[WHAT TO WORK ON] How many lines in the data below contain the word "trong"? State only the number.

[EXERCISE INPUTS]
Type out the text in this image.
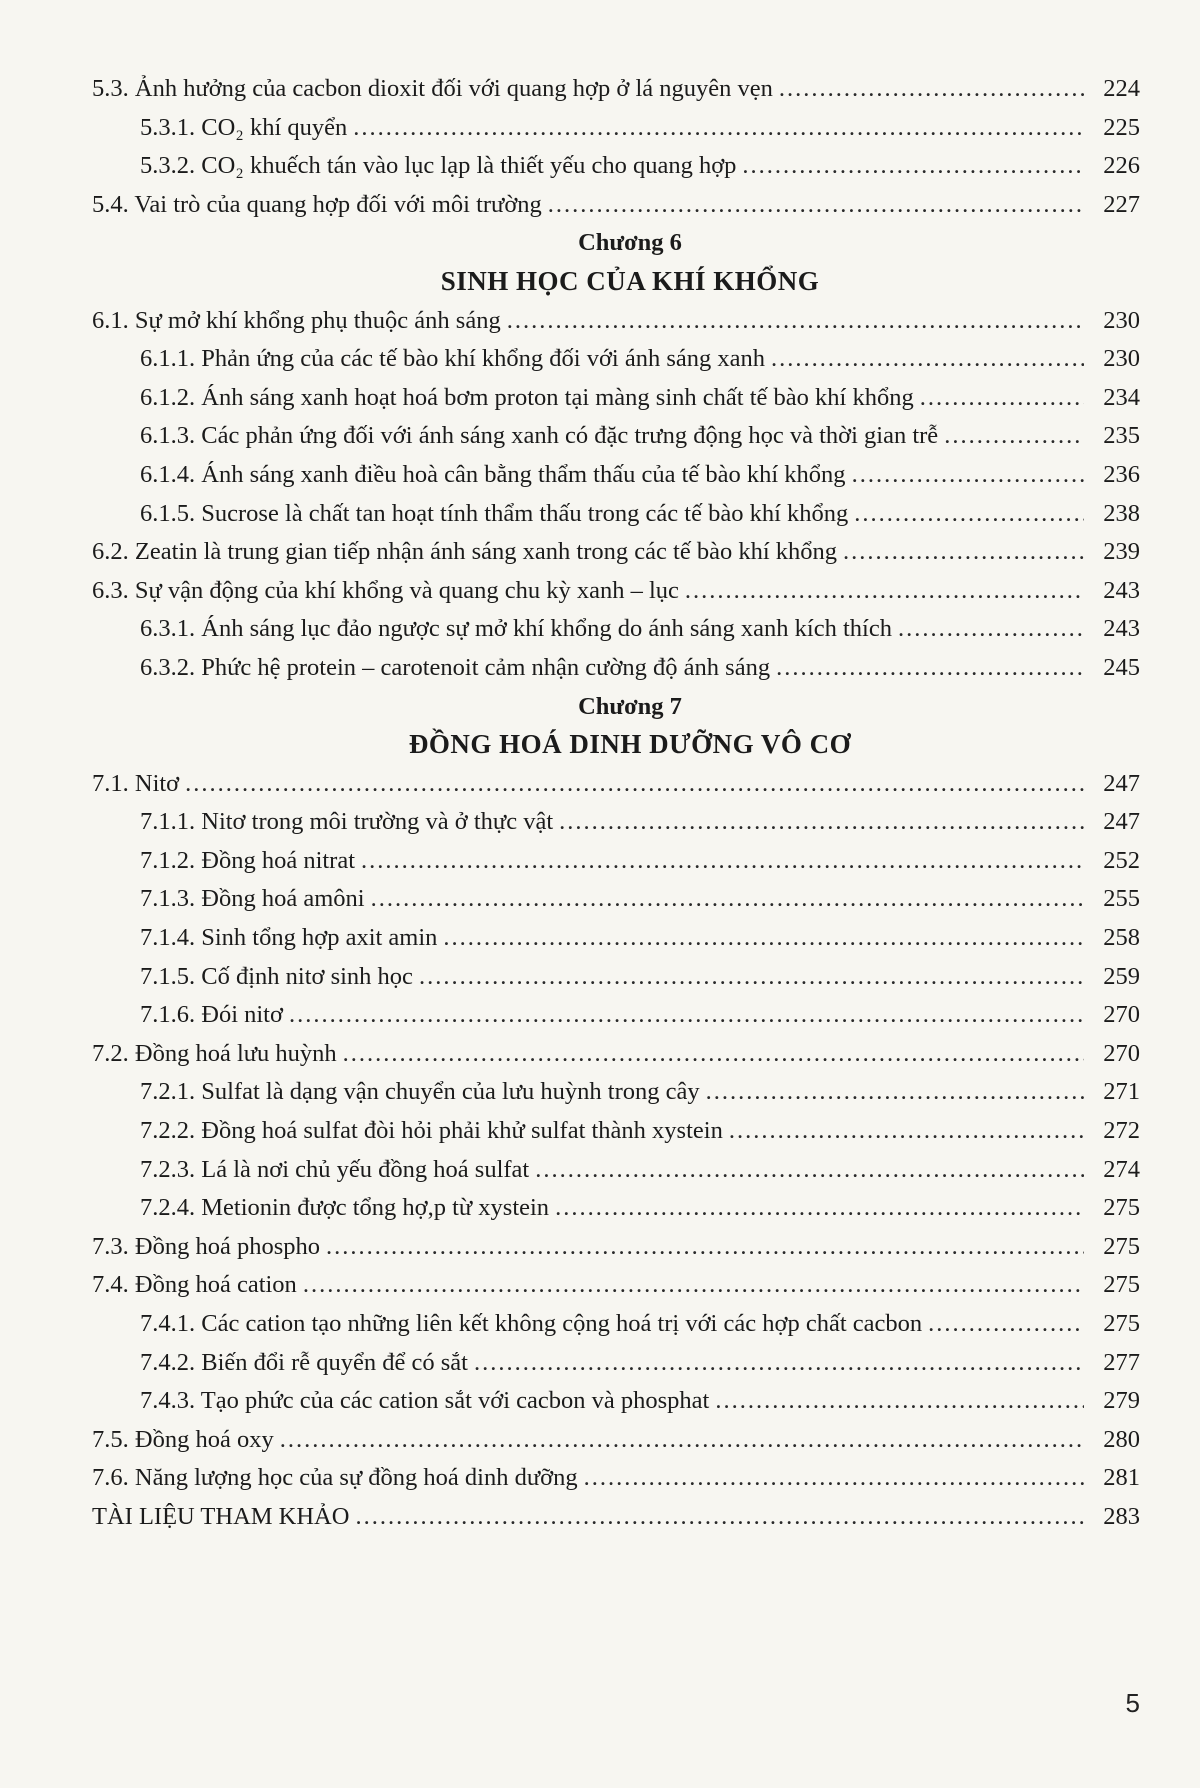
5.3. Ảnh hưởng của cacbon dioxit đối với quang hợp ở lá nguyên vẹn .....	224
5.3.1. CO₂ khí quyển .....	225
5.3.2. CO₂ khuếch tán vào lục lạp là thiết yếu cho quang hợp .....	226
5.4. Vai trò của quang hợp đối với môi trường .....	227
Chương 6
SINH HỌC CỦA KHÍ KHỔNG
6.1. Sự mở khí khổng phụ thuộc ánh sáng .....	230
6.1.1. Phản ứng của các tế bào khí khổng đối với ánh sáng xanh .....	230
6.1.2. Ánh sáng xanh hoạt hoá bơm proton tại màng sinh chất tế bào khí khổng .....	234
6.1.3. Các phản ứng đối với ánh sáng xanh có đặc trưng động học và thời gian trễ .....	235
6.1.4. Ánh sáng xanh điều hoà cân bằng thẩm thấu của tế bào khí khổng .....	236
6.1.5. Sucrose là chất tan hoạt tính thẩm thấu trong các tế bào khí khổng .....	238
6.2. Zeatin là trung gian tiếp nhận ánh sáng xanh trong các tế bào khí khổng .....	239
6.3. Sự vận động của khí khổng và quang chu kỳ xanh – lục .....	243
6.3.1. Ánh sáng lục đảo ngược sự mở khí khổng do ánh sáng xanh kích thích .....	243
6.3.2. Phức hệ protein – carotenoit cảm nhận cường độ ánh sáng .....	245
Chương 7
ĐỒNG HOÁ DINH DƯỠNG VÔ CƠ
7.1. Nitơ .....	247
7.1.1. Nitơ trong môi trường và ở thực vật .....	247
7.1.2. Đồng hoá nitrat .....	252
7.1.3. Đồng hoá amôni .....	255
7.1.4. Sinh tổng hợp axit amin .....	258
7.1.5. Cố định nitơ sinh học .....	259
7.1.6. Đói nitơ .....	270
7.2. Đồng hoá lưu huỳnh .....	270
7.2.1. Sulfat là dạng vận chuyển của lưu huỳnh trong cây .....	271
7.2.2. Đồng hoá sulfat đòi hỏi phải khử sulfat thành xystein .....	272
7.2.3. Lá là nơi chủ yếu đồng hoá sulfat .....	274
7.2.4. Metionin được tổng hợ,p từ xystein .....	275
7.3. Đồng hoá phospho .....	275
7.4. Đồng hoá cation .....	275
7.4.1. Các cation tạo những liên kết không cộng hoá trị với các hợp chất cacbon .....	275
7.4.2. Biến đổi rễ quyển để có sắt .....	277
7.4.3. Tạo phức của các cation sắt với cacbon và phosphat .....	279
7.5. Đồng hoá oxy .....	280
7.6. Năng lượng học của sự đồng hoá dinh dưỡng .....	281
TÀI LIỆU THAM KHẢO .....	283
5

[TASK RESULT] 4